»»

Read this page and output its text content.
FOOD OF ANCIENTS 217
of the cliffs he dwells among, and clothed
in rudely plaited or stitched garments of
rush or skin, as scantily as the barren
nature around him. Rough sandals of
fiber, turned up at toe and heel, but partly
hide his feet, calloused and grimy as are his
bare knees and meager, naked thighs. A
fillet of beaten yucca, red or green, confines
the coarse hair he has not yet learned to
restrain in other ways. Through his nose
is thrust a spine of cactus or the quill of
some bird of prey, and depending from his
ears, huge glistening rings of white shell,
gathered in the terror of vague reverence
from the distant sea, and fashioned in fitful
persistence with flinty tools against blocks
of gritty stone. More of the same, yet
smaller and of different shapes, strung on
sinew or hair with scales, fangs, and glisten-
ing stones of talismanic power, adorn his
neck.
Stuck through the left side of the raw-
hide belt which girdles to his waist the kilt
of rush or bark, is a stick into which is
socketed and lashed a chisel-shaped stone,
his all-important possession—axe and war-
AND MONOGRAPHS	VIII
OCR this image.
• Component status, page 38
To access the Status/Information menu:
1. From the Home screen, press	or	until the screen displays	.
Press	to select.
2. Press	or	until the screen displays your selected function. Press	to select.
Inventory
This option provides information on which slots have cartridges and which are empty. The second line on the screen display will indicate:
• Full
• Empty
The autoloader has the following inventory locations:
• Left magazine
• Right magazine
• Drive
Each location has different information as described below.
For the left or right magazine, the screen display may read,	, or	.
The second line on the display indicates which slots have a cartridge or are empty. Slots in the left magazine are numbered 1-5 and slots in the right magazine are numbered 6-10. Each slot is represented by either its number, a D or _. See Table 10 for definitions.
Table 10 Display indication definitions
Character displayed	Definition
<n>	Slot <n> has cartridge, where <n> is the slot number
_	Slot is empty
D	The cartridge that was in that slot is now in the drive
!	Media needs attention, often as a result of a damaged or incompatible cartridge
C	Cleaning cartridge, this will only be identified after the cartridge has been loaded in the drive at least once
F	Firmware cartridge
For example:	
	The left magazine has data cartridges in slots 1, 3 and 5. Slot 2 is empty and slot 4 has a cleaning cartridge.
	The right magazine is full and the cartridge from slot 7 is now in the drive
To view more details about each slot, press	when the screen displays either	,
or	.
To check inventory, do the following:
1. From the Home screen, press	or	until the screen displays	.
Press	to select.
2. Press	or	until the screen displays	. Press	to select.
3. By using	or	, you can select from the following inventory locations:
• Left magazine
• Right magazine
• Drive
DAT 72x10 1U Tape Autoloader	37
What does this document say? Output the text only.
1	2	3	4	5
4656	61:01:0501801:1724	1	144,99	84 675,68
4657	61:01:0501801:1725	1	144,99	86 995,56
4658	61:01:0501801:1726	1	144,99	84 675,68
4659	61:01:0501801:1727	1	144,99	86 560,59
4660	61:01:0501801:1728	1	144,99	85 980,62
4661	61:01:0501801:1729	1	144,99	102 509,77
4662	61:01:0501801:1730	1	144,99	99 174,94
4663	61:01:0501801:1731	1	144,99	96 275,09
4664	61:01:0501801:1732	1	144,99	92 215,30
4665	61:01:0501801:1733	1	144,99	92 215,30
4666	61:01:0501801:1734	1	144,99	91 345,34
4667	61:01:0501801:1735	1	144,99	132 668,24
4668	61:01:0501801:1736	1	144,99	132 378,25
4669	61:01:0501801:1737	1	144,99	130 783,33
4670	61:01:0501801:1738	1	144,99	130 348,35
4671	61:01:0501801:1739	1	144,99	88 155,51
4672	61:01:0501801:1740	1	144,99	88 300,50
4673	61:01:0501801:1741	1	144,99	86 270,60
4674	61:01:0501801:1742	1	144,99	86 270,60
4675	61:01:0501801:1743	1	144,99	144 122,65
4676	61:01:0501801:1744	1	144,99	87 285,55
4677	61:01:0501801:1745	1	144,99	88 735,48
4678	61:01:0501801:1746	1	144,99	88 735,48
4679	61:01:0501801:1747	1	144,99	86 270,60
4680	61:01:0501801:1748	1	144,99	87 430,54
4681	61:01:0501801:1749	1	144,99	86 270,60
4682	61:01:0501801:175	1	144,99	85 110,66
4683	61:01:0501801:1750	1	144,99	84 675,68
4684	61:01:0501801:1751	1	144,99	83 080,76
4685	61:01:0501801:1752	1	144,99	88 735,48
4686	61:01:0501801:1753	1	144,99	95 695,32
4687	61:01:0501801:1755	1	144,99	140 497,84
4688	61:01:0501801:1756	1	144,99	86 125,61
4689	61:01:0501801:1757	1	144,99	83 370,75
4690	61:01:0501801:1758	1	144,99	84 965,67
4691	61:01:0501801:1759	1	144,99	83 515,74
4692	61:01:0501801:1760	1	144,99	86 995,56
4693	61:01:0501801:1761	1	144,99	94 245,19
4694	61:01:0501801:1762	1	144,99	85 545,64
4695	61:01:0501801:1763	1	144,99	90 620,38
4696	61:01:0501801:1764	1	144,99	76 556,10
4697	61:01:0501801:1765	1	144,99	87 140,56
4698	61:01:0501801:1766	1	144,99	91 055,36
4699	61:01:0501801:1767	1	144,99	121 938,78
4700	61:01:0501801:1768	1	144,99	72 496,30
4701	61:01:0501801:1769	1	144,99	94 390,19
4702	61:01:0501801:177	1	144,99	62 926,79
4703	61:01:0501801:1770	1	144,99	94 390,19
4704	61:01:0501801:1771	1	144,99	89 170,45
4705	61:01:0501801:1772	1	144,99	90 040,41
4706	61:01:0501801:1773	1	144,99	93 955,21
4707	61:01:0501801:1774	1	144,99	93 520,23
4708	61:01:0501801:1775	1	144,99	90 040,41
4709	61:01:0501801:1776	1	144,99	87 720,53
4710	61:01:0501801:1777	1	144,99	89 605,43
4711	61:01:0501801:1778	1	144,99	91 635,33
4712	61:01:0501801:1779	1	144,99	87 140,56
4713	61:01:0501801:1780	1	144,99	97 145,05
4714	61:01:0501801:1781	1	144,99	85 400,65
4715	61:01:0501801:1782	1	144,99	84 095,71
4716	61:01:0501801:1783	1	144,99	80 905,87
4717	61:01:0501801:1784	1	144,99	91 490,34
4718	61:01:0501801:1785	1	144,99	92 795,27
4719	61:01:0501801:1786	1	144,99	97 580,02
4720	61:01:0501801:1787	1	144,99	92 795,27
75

««

#### [REQUIRED WORK]
Report how many lines include the word "following". Give nothing but the number.

#### [SOLVED EXERCISE]
3